**WHAT YOU WILL DO:**
Lines that contain the string "Tawny" are to be copied; leave out all others.

**MATERIAL FOR THIS EXERCISE:**
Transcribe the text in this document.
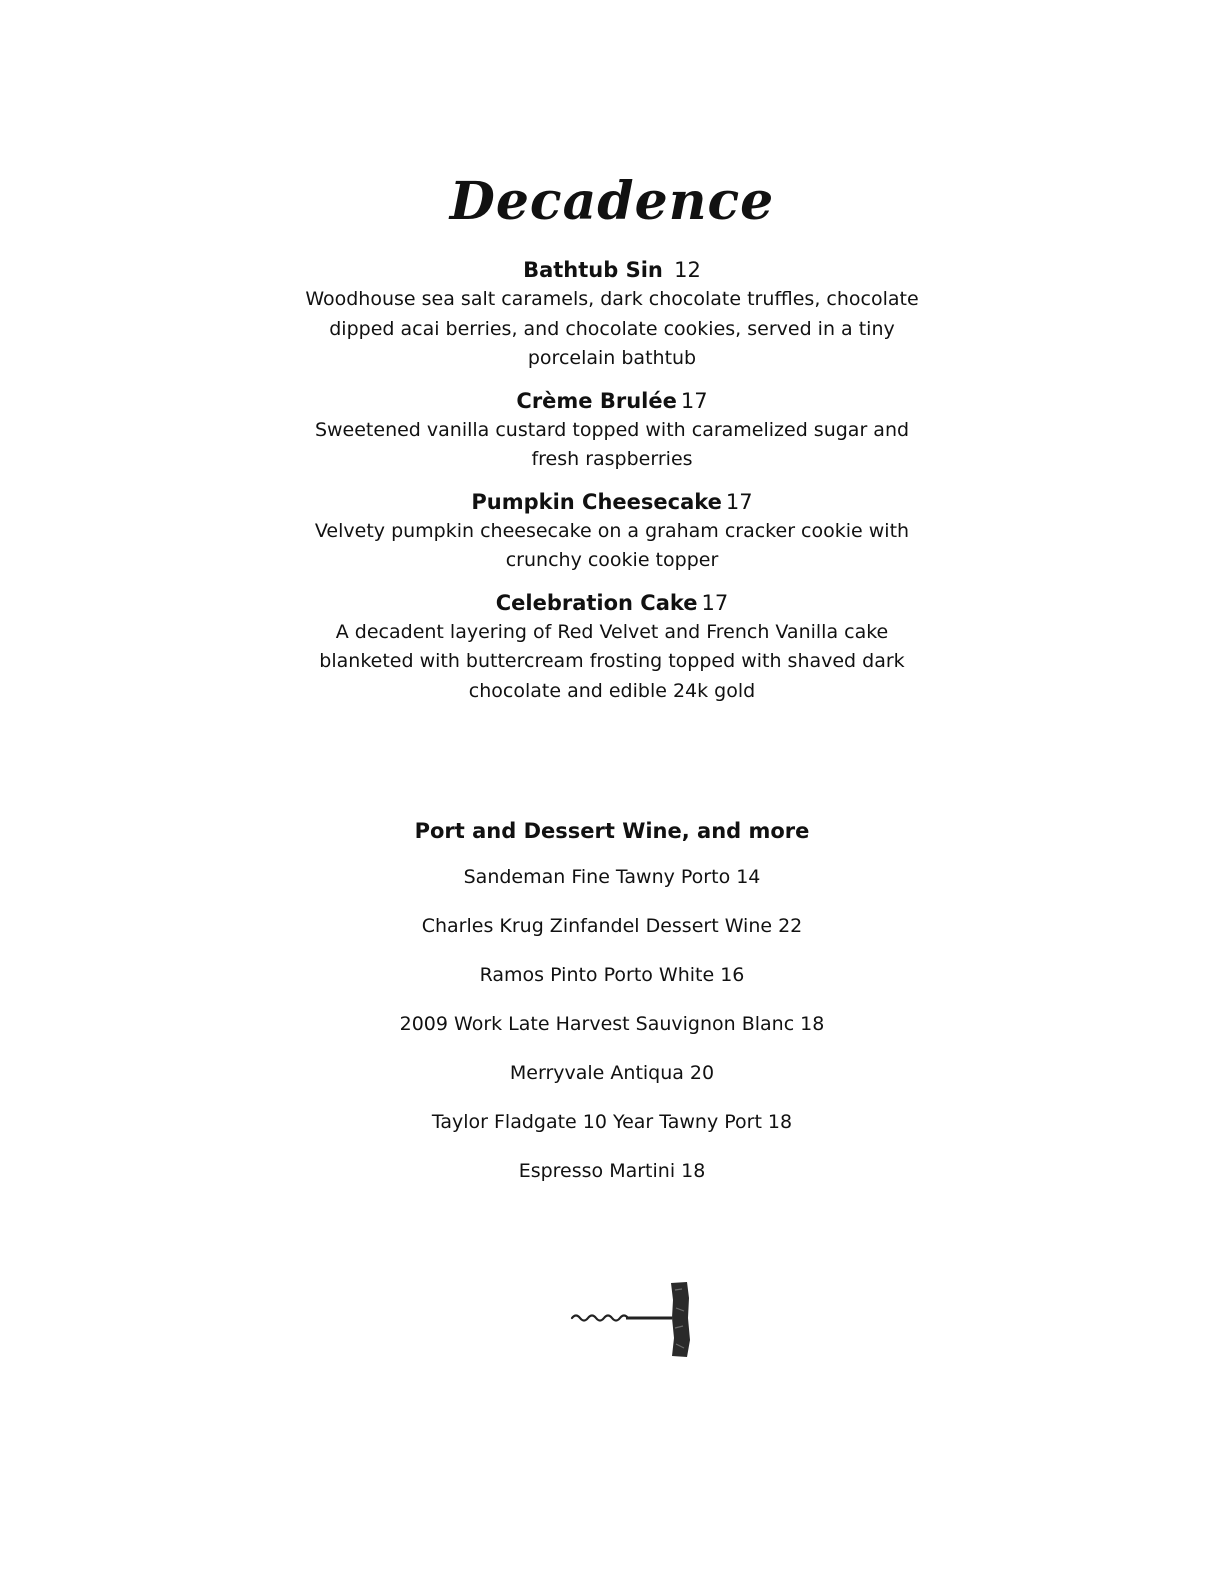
Decadence

Bathtub Sin 12

Woodhouse sea salt caramels, dark chocolate truffles, chocolate dipped acai berries, and chocolate cookies, served in a tiny porcelain bathtub

Crème Brulée 17

Sweetened vanilla custard topped with caramelized sugar and fresh raspberries

Pumpkin Cheesecake 17

Velvety pumpkin cheesecake on a graham cracker cookie with crunchy cookie topper

Celebration Cake 17

A decadent layering of Red Velvet and French Vanilla cake blanketed with buttercream frosting topped with shaved dark chocolate and edible 24k gold

Port and Dessert Wine, and more
Sandeman Fine Tawny Porto 14
Charles Krug Zinfandel Dessert Wine 22
Ramos Pinto Porto White 16
2009 Work Late Harvest Sauvignon Blanc 18
Merryvale Antiqua 20
Taylor Fladgate 10 Year Tawny Port 18
Espresso Martini 18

**COMPLETED TASK:**
Sandeman Fine Tawny Porto 14
Taylor Fladgate 10 Year Tawny Port 18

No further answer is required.